• **WHAT NEEDS TO BE DONE**:
Could you copy out every line of the entries below word for word, leaving out the pictures?

╔══

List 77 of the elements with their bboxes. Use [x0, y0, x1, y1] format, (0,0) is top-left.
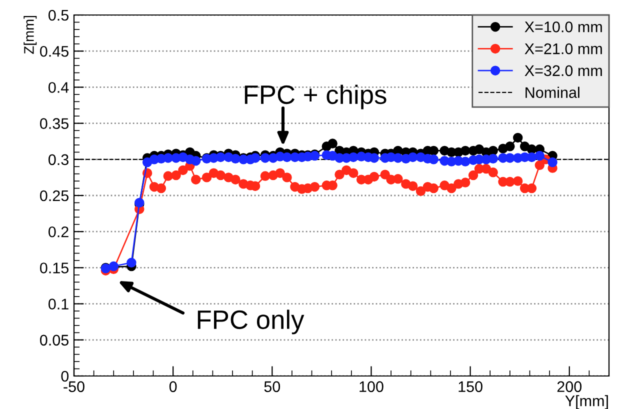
y-axis-title: Z[mm]: [24, 16, 37, 54]
annotation: FPC only: [198, 310, 304, 334]
point: [408, 152, 418, 162]
point: [126, 258, 136, 268]
y-tick-label: 0: [61, 370, 69, 382]
point: [393, 153, 403, 163]
point: [230, 174, 240, 184]
point: [250, 153, 260, 163]
y-tick-label: 0.3: [48, 154, 68, 166]
point: [416, 186, 426, 196]
y-tick-label: 0.45: [40, 46, 68, 57]
point: [488, 168, 498, 178]
point: [428, 183, 438, 194]
legend-label: Nominal: [526, 86, 580, 98]
x-tick-label: -50: [64, 381, 84, 392]
x-axis-title: Y[mm]: [565, 395, 608, 409]
point: [282, 172, 292, 182]
point: [310, 182, 320, 192]
point: [534, 150, 545, 161]
point: [348, 152, 358, 162]
point: [505, 176, 515, 187]
point: [534, 160, 545, 170]
point: [460, 178, 470, 188]
point: [282, 152, 292, 162]
point: [275, 168, 285, 178]
y-tick-label: 0.5: [48, 10, 68, 21]
point: [505, 153, 515, 163]
point: [191, 174, 201, 184]
point: [348, 168, 358, 178]
y-tick-label: 0.2: [48, 226, 68, 238]
point: [260, 171, 270, 181]
y-tick-label: 0.1: [48, 298, 68, 310]
point: [468, 170, 478, 180]
x-tick-label: 150: [458, 381, 482, 392]
x-tick-label: 50: [264, 381, 280, 392]
x-tick-label: 200: [557, 381, 582, 392]
y-tick-label: 0.25: [40, 190, 68, 202]
point: [408, 181, 418, 191]
y-tick-label: 0.35: [40, 118, 68, 129]
annotation: FPC + chips: [244, 84, 386, 110]
point: [369, 153, 380, 163]
point: [216, 170, 226, 180]
point: [460, 146, 470, 156]
y-tick-label: 0.4: [48, 82, 69, 93]
point: [428, 154, 438, 164]
point: [488, 146, 498, 156]
point: [191, 156, 201, 166]
point: [481, 164, 492, 174]
y-tick-label: 0.15: [40, 262, 68, 274]
point: [512, 132, 523, 143]
point: [260, 153, 270, 163]
point: [156, 183, 166, 194]
point: [505, 142, 515, 152]
point: [548, 157, 558, 168]
point: [171, 170, 181, 180]
y-tick-label: 0.05: [40, 334, 68, 346]
point: [526, 152, 537, 162]
point: [380, 170, 390, 180]
point: [526, 183, 537, 194]
point: [163, 171, 173, 181]
point: [334, 170, 344, 180]
legend-label: X=32.0 mm: [524, 65, 602, 76]
point: [328, 138, 338, 148]
point: [202, 172, 212, 182]
legend-label: X=21.0 mm: [524, 43, 602, 54]
point: [393, 174, 403, 184]
point: [460, 156, 470, 166]
point: [178, 165, 188, 176]
point: [446, 183, 456, 194]
point: [163, 153, 173, 163]
point: [488, 154, 498, 164]
x-tick-label: 0: [169, 381, 177, 392]
legend-label: X=10.0 mm: [524, 22, 602, 32]
point: [230, 154, 240, 164]
x-tick-label: 100: [360, 381, 384, 392]
point: [369, 172, 380, 182]
point: [512, 176, 523, 186]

╚══

• **RESPONSE FOR THIS EXERCISE**:
List 77 of the elements with their bboxes. Use [x0, y0, x1, y1] format, (0,0) is top-left.
y-axis-title: Z[mm]: [24, 16, 37, 54]
annotation: FPC only: [198, 310, 304, 334]
point: [408, 152, 418, 162]
point: [126, 258, 136, 268]
y-tick-label: 0: [61, 370, 69, 382]
point: [393, 153, 403, 163]
point: [230, 174, 240, 184]
point: [250, 153, 260, 163]
y-tick-label: 0.3: [48, 154, 68, 166]
point: [416, 186, 426, 196]
y-tick-label: 0.45: [40, 46, 68, 57]
point: [488, 168, 498, 178]
point: [428, 183, 438, 194]
legend-label: Nominal: [526, 86, 580, 98]
x-tick-label: -50: [64, 381, 84, 392]
x-axis-title: Y[mm]: [565, 395, 608, 409]
point: [282, 172, 292, 182]
point: [310, 182, 320, 192]
point: [534, 150, 545, 161]
point: [348, 152, 358, 162]
point: [505, 176, 515, 187]
point: [534, 160, 545, 170]
point: [460, 178, 470, 188]
point: [282, 152, 292, 162]
point: [275, 168, 285, 178]
y-tick-label: 0.5: [48, 10, 68, 21]
point: [505, 153, 515, 163]
point: [191, 174, 201, 184]
point: [348, 168, 358, 178]
y-tick-label: 0.2: [48, 226, 68, 238]
point: [260, 171, 270, 181]
y-tick-label: 0.1: [48, 298, 68, 310]
point: [468, 170, 478, 180]
x-tick-label: 150: [458, 381, 482, 392]
x-tick-label: 50: [264, 381, 280, 392]
x-tick-label: 200: [557, 381, 582, 392]
y-tick-label: 0.25: [40, 190, 68, 202]
point: [408, 181, 418, 191]
y-tick-label: 0.35: [40, 118, 68, 129]
annotation: FPC + chips: [244, 84, 386, 110]
point: [369, 153, 380, 163]
point: [216, 170, 226, 180]
point: [460, 146, 470, 156]
y-tick-label: 0.4: [48, 82, 69, 93]
point: [428, 154, 438, 164]
point: [488, 146, 498, 156]
point: [191, 156, 201, 166]
point: [481, 164, 492, 174]
y-tick-label: 0.15: [40, 262, 68, 274]
point: [512, 132, 523, 143]
point: [260, 153, 270, 163]
point: [156, 183, 166, 194]
point: [505, 142, 515, 152]
point: [548, 157, 558, 168]
point: [171, 170, 181, 180]
y-tick-label: 0.05: [40, 334, 68, 346]
point: [526, 152, 537, 162]
point: [380, 170, 390, 180]
point: [526, 183, 537, 194]
point: [163, 171, 173, 181]
point: [334, 170, 344, 180]
legend-label: X=32.0 mm: [524, 65, 602, 76]
point: [328, 138, 338, 148]
point: [202, 172, 212, 182]
legend-label: X=21.0 mm: [524, 43, 602, 54]
point: [393, 174, 403, 184]
point: [460, 156, 470, 166]
point: [178, 165, 188, 176]
point: [446, 183, 456, 194]
point: [163, 153, 173, 163]
point: [488, 154, 498, 164]
x-tick-label: 0: [169, 381, 177, 392]
legend-label: X=10.0 mm: [524, 22, 602, 32]
point: [230, 154, 240, 164]
x-tick-label: 100: [360, 381, 384, 392]
point: [369, 172, 380, 182]
point: [512, 176, 523, 186]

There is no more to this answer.